━━━ DATA SECTION
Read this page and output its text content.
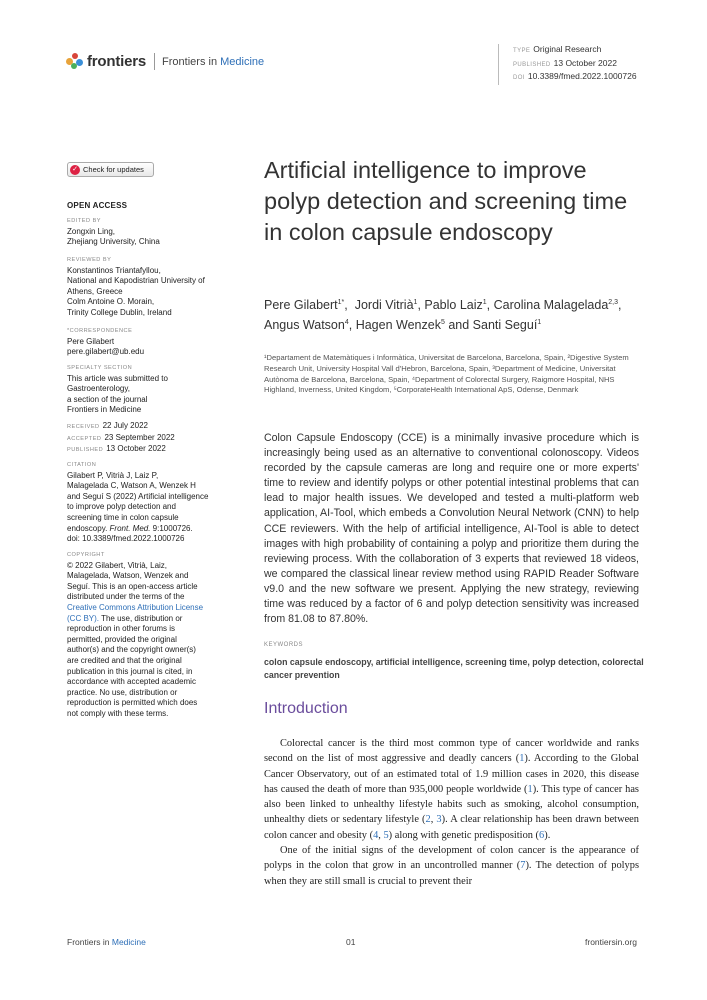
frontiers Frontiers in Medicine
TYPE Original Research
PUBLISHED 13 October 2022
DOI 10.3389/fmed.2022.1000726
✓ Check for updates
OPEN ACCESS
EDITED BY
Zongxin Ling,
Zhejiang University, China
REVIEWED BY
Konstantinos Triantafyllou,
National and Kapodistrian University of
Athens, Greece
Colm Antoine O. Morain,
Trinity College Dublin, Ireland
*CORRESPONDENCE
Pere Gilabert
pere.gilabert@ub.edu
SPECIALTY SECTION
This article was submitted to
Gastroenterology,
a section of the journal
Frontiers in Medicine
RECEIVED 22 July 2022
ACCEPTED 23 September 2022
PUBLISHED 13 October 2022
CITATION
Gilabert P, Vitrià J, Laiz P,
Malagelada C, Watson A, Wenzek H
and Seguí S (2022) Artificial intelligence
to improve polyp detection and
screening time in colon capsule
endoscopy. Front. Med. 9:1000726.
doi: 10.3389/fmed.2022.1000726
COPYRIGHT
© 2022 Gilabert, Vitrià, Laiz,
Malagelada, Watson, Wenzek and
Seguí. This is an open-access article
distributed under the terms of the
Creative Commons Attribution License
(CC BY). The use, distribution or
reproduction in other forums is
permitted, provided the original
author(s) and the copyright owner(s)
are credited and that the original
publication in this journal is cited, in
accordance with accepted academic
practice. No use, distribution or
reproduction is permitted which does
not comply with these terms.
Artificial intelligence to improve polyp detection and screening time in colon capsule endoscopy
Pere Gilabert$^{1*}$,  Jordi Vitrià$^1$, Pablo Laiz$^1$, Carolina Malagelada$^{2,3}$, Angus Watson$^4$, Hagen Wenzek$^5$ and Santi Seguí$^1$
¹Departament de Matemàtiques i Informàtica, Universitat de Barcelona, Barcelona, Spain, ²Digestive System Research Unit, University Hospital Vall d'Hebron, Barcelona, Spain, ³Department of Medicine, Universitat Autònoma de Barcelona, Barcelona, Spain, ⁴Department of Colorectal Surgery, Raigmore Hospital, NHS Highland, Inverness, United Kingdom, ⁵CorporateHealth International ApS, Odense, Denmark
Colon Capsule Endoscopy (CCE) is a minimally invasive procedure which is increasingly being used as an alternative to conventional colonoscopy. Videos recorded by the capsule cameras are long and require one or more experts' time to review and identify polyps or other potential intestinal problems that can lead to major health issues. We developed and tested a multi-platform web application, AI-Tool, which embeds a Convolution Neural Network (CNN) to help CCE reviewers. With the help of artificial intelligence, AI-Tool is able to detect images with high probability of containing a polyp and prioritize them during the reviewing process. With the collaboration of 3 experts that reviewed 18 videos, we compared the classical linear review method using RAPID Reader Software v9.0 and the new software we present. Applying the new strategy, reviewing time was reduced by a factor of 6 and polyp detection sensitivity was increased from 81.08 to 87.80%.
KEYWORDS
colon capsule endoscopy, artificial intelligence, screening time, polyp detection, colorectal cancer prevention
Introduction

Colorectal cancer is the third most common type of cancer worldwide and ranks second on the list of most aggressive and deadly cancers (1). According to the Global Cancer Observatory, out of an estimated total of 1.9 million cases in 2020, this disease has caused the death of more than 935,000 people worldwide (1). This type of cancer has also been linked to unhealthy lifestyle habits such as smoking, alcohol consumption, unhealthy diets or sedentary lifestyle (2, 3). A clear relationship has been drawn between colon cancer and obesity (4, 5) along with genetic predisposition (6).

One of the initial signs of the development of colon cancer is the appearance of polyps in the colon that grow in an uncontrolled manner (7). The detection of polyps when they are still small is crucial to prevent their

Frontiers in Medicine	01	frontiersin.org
━━━━━━
━━━ DATA SECTION
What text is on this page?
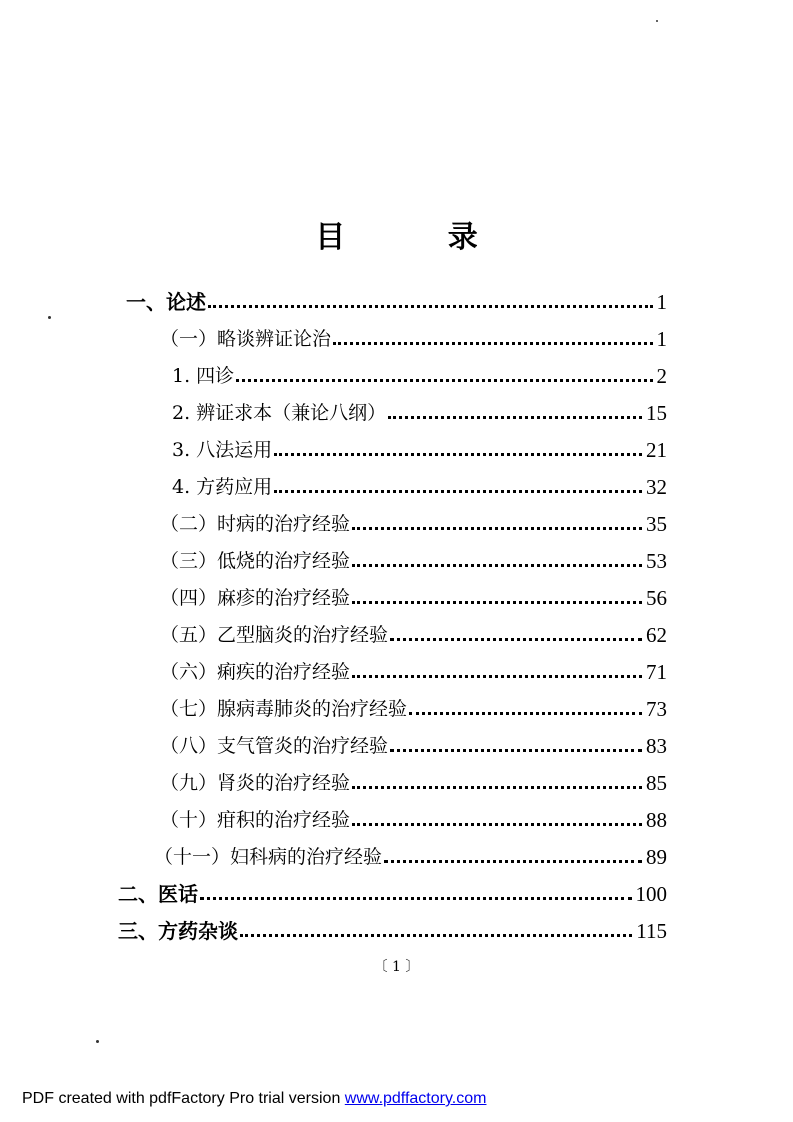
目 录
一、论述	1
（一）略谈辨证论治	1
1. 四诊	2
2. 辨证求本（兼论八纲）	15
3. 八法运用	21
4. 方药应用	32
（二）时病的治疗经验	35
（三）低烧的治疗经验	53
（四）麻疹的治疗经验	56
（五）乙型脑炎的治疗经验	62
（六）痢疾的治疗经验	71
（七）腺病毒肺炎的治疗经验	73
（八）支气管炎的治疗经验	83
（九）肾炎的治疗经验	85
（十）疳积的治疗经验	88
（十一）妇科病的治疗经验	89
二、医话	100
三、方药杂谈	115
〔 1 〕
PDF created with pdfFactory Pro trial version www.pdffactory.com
━━━━━━
EXERCISE: Where a line in the entries holds the word "article", copy that line.

CORRECT ANSWER:
This article was submitted to
Seguí. This is an open-access article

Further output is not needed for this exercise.